## Goal
Return only the count of lines in which the word "title" appears.

** Begin Records for this exercise **

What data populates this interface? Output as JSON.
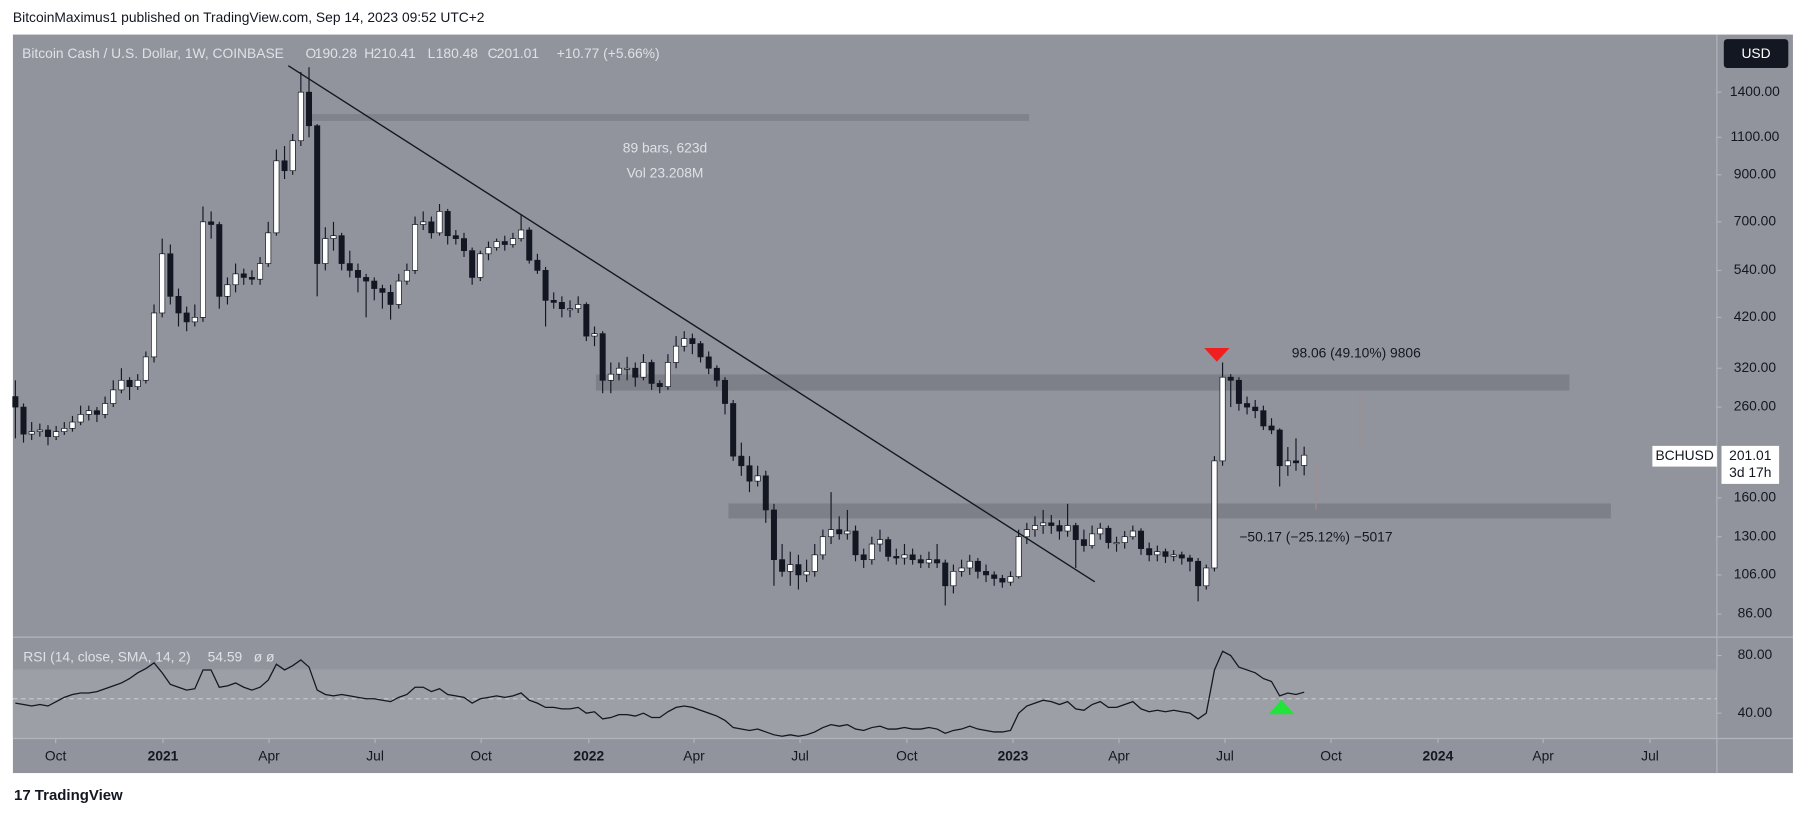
{
  "header": {
    "published": "BitcoinMaximus1 published on TradingView.com, Sep 14, 2023 09:52 UTC+2",
    "footer": "TradingView"
  },
  "chart_data": [
    {
      "type": "candlestick",
      "title": "Bitcoin Cash / U.S. Dollar, 1W, COINBASE",
      "ohlc_letters": [
        "O",
        "H",
        "L",
        "C"
      ],
      "change": "+10.77 (+5.66%)",
      "currency": "USD",
      "symbol": "BCHUSD",
      "countdown": "3d 17h",
      "annotations": [
        "89 bars, 623d",
        "Vol 23.208M",
        "98.06 (49.10%) 9806",
        "−50.17 (−25.12%) −5017"
      ],
      "log_scale": true,
      "up_color": "#ffffff",
      "down_color": "#131722",
      "ylim": [
        76,
        1905
      ],
      "yticks": [
        {
          "value": 1400,
          "label": "1400.00"
        },
        {
          "value": 1100,
          "label": "1100.00"
        },
        {
          "value": 900,
          "label": "900.00"
        },
        {
          "value": 700,
          "label": "700.00"
        },
        {
          "value": 540,
          "label": "540.00"
        },
        {
          "value": 420,
          "label": "420.00"
        },
        {
          "value": 320,
          "label": "320.00"
        },
        {
          "value": 260,
          "label": "260.00"
        },
        {
          "value": 160,
          "label": "160.00"
        },
        {
          "value": 130,
          "label": "130.00"
        },
        {
          "value": 106,
          "label": "106.00"
        },
        {
          "value": 86,
          "label": "86.00"
        }
      ],
      "xlim": [
        -0.3,
        208.6
      ],
      "xticks": [
        {
          "value": 4.94,
          "label": "Oct"
        },
        {
          "value": 18.1,
          "label": "2021"
        },
        {
          "value": 31.1,
          "label": "Apr"
        },
        {
          "value": 44.1,
          "label": "Jul"
        },
        {
          "value": 57.1,
          "label": "Oct"
        },
        {
          "value": 70.3,
          "label": "2022"
        },
        {
          "value": 83.2,
          "label": "Apr"
        },
        {
          "value": 96.2,
          "label": "Jul"
        },
        {
          "value": 109.3,
          "label": "Oct"
        },
        {
          "value": 122.3,
          "label": "2023"
        },
        {
          "value": 135.3,
          "label": "Apr"
        },
        {
          "value": 148.3,
          "label": "Jul"
        },
        {
          "value": 161.3,
          "label": "Oct"
        },
        {
          "value": 174.4,
          "label": "2024"
        },
        {
          "value": 187.3,
          "label": "Apr"
        },
        {
          "value": 200.4,
          "label": "Jul"
        }
      ],
      "candles": [
        [
          275,
          300,
          220,
          260
        ],
        [
          260,
          265,
          215,
          225
        ],
        [
          225,
          240,
          218,
          228
        ],
        [
          228,
          238,
          222,
          230
        ],
        [
          230,
          236,
          212,
          222
        ],
        [
          222,
          235,
          218,
          228
        ],
        [
          228,
          240,
          224,
          232
        ],
        [
          232,
          248,
          228,
          240
        ],
        [
          240,
          262,
          236,
          250
        ],
        [
          250,
          262,
          242,
          255
        ],
        [
          255,
          260,
          240,
          250
        ],
        [
          250,
          275,
          245,
          265
        ],
        [
          265,
          300,
          260,
          285
        ],
        [
          285,
          320,
          280,
          300
        ],
        [
          300,
          305,
          270,
          290
        ],
        [
          290,
          310,
          285,
          300
        ],
        [
          300,
          350,
          295,
          340
        ],
        [
          340,
          450,
          330,
          430
        ],
        [
          430,
          640,
          420,
          590
        ],
        [
          590,
          620,
          450,
          470
        ],
        [
          470,
          490,
          400,
          430
        ],
        [
          430,
          445,
          390,
          410
        ],
        [
          410,
          450,
          400,
          420
        ],
        [
          420,
          760,
          410,
          700
        ],
        [
          700,
          740,
          640,
          690
        ],
        [
          690,
          700,
          440,
          470
        ],
        [
          470,
          520,
          450,
          500
        ],
        [
          500,
          560,
          480,
          530
        ],
        [
          530,
          545,
          500,
          520
        ],
        [
          520,
          540,
          500,
          515
        ],
        [
          515,
          580,
          500,
          560
        ],
        [
          560,
          700,
          550,
          660
        ],
        [
          660,
          1030,
          650,
          970
        ],
        [
          970,
          1050,
          880,
          920
        ],
        [
          920,
          1120,
          900,
          1080
        ],
        [
          1080,
          1560,
          1050,
          1400
        ],
        [
          1400,
          1600,
          1100,
          1170
        ],
        [
          1170,
          1180,
          470,
          560
        ],
        [
          560,
          680,
          540,
          640
        ],
        [
          640,
          700,
          600,
          650
        ],
        [
          650,
          660,
          540,
          560
        ],
        [
          560,
          600,
          520,
          540
        ],
        [
          540,
          560,
          480,
          520
        ],
        [
          520,
          530,
          420,
          510
        ],
        [
          510,
          520,
          460,
          490
        ],
        [
          490,
          500,
          440,
          480
        ],
        [
          480,
          500,
          415,
          450
        ],
        [
          450,
          530,
          440,
          510
        ],
        [
          510,
          560,
          500,
          540
        ],
        [
          540,
          720,
          530,
          690
        ],
        [
          690,
          740,
          670,
          700
        ],
        [
          700,
          720,
          640,
          660
        ],
        [
          660,
          770,
          650,
          740
        ],
        [
          740,
          750,
          620,
          650
        ],
        [
          650,
          670,
          620,
          640
        ],
        [
          640,
          660,
          580,
          600
        ],
        [
          600,
          610,
          500,
          520
        ],
        [
          520,
          600,
          510,
          590
        ],
        [
          590,
          630,
          570,
          610
        ],
        [
          610,
          640,
          600,
          630
        ],
        [
          630,
          650,
          600,
          620
        ],
        [
          620,
          660,
          610,
          640
        ],
        [
          640,
          730,
          630,
          670
        ],
        [
          670,
          680,
          560,
          570
        ],
        [
          570,
          590,
          530,
          540
        ],
        [
          540,
          550,
          400,
          460
        ],
        [
          460,
          480,
          440,
          455
        ],
        [
          455,
          470,
          420,
          440
        ],
        [
          440,
          460,
          420,
          440
        ],
        [
          440,
          470,
          430,
          450
        ],
        [
          450,
          455,
          370,
          380
        ],
        [
          380,
          400,
          360,
          385
        ],
        [
          385,
          390,
          280,
          300
        ],
        [
          300,
          330,
          280,
          310
        ],
        [
          310,
          330,
          300,
          320
        ],
        [
          320,
          340,
          300,
          320
        ],
        [
          320,
          330,
          290,
          305
        ],
        [
          305,
          345,
          300,
          330
        ],
        [
          330,
          335,
          285,
          295
        ],
        [
          295,
          300,
          280,
          290
        ],
        [
          290,
          345,
          285,
          330
        ],
        [
          330,
          380,
          320,
          360
        ],
        [
          360,
          390,
          350,
          375
        ],
        [
          375,
          385,
          345,
          365
        ],
        [
          365,
          370,
          330,
          340
        ],
        [
          340,
          350,
          310,
          320
        ],
        [
          320,
          325,
          290,
          300
        ],
        [
          300,
          305,
          250,
          265
        ],
        [
          265,
          270,
          195,
          200
        ],
        [
          200,
          215,
          180,
          190
        ],
        [
          190,
          200,
          165,
          175
        ],
        [
          175,
          190,
          170,
          180
        ],
        [
          180,
          185,
          140,
          150
        ],
        [
          150,
          155,
          100,
          115
        ],
        [
          115,
          125,
          105,
          108
        ],
        [
          108,
          120,
          100,
          112
        ],
        [
          112,
          118,
          98,
          106
        ],
        [
          106,
          115,
          102,
          108
        ],
        [
          108,
          125,
          105,
          118
        ],
        [
          118,
          135,
          115,
          130
        ],
        [
          130,
          165,
          125,
          135
        ],
        [
          135,
          145,
          128,
          132
        ],
        [
          132,
          150,
          128,
          134
        ],
        [
          134,
          138,
          114,
          118
        ],
        [
          118,
          122,
          110,
          115
        ],
        [
          115,
          130,
          112,
          125
        ],
        [
          125,
          135,
          120,
          128
        ],
        [
          128,
          130,
          114,
          117
        ],
        [
          117,
          122,
          112,
          116
        ],
        [
          116,
          125,
          112,
          118
        ],
        [
          118,
          122,
          112,
          115
        ],
        [
          115,
          118,
          110,
          113
        ],
        [
          113,
          120,
          110,
          115
        ],
        [
          115,
          125,
          110,
          113
        ],
        [
          113,
          115,
          90,
          100
        ],
        [
          100,
          112,
          96,
          108
        ],
        [
          108,
          115,
          105,
          110
        ],
        [
          110,
          118,
          106,
          114
        ],
        [
          114,
          116,
          104,
          108
        ],
        [
          108,
          112,
          102,
          106
        ],
        [
          106,
          108,
          100,
          104
        ],
        [
          104,
          106,
          99,
          102
        ],
        [
          102,
          108,
          100,
          105
        ],
        [
          105,
          135,
          104,
          130
        ],
        [
          130,
          140,
          125,
          135
        ],
        [
          135,
          145,
          130,
          138
        ],
        [
          138,
          150,
          132,
          140
        ],
        [
          140,
          146,
          132,
          138
        ],
        [
          138,
          142,
          128,
          134
        ],
        [
          134,
          155,
          130,
          138
        ],
        [
          138,
          140,
          110,
          128
        ],
        [
          128,
          135,
          120,
          124
        ],
        [
          124,
          138,
          122,
          132
        ],
        [
          132,
          140,
          128,
          136
        ],
        [
          136,
          138,
          122,
          126
        ],
        [
          126,
          130,
          120,
          126
        ],
        [
          126,
          134,
          122,
          130
        ],
        [
          130,
          138,
          128,
          134
        ],
        [
          134,
          136,
          118,
          122
        ],
        [
          122,
          126,
          114,
          118
        ],
        [
          118,
          124,
          114,
          120
        ],
        [
          120,
          122,
          113,
          117
        ],
        [
          117,
          121,
          114,
          118
        ],
        [
          118,
          120,
          112,
          116
        ],
        [
          116,
          118,
          108,
          114
        ],
        [
          114,
          116,
          92,
          100
        ],
        [
          100,
          112,
          98,
          110
        ],
        [
          110,
          200,
          108,
          195
        ],
        [
          195,
          330,
          190,
          305
        ],
        [
          305,
          310,
          260,
          300
        ],
        [
          300,
          305,
          255,
          265
        ],
        [
          265,
          275,
          250,
          260
        ],
        [
          260,
          270,
          245,
          255
        ],
        [
          255,
          262,
          230,
          235
        ],
        [
          235,
          245,
          225,
          230
        ],
        [
          230,
          232,
          170,
          190
        ],
        [
          190,
          210,
          180,
          195
        ],
        [
          195,
          220,
          185,
          193
        ],
        [
          190.28,
          210.41,
          180.48,
          201.01
        ]
      ]
    },
    {
      "type": "line",
      "title": "RSI (14, close, SMA, 14, 2)",
      "extra": "ø ø",
      "color": "#131722",
      "ylim": [
        22.4,
        92.8
      ],
      "band": [
        30,
        70
      ],
      "midline": 50,
      "yticks": [
        {
          "value": 80,
          "label": "80.00"
        },
        {
          "value": 40,
          "label": "40.00"
        }
      ],
      "values": [
        47,
        46,
        45,
        46,
        45,
        48,
        51,
        53,
        54,
        54,
        55,
        57,
        59,
        61,
        64,
        68,
        71,
        75,
        68,
        60,
        58,
        56,
        57,
        70,
        70,
        58,
        59,
        61,
        58,
        56,
        58,
        63,
        74,
        70,
        73,
        77,
        72,
        56,
        53,
        52,
        53,
        52,
        51,
        50,
        50,
        49,
        48,
        51,
        53,
        58,
        58,
        55,
        57,
        53,
        52,
        51,
        47,
        50,
        51,
        52,
        51,
        52,
        54,
        49,
        47,
        44,
        44,
        43,
        43,
        44,
        40,
        41,
        36,
        37,
        39,
        39,
        38,
        40,
        37,
        37,
        41,
        44,
        45,
        44,
        42,
        40,
        38,
        35,
        30,
        29,
        28,
        29,
        27,
        25,
        24,
        25,
        24,
        25,
        27,
        30,
        32,
        31,
        32,
        29,
        28,
        30,
        31,
        29,
        29,
        30,
        29,
        29,
        30,
        29,
        26,
        28,
        29,
        31,
        29,
        28,
        27,
        27,
        28,
        40,
        45,
        47,
        49,
        48,
        46,
        48,
        43,
        42,
        46,
        48,
        44,
        44,
        46,
        48,
        43,
        41,
        42,
        41,
        42,
        41,
        40,
        36,
        40,
        70,
        83,
        80,
        72,
        70,
        68,
        64,
        62,
        52,
        54,
        53,
        54.59
      ]
    }
  ]
}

** End Records for this exercise **

## Result of the exercise
2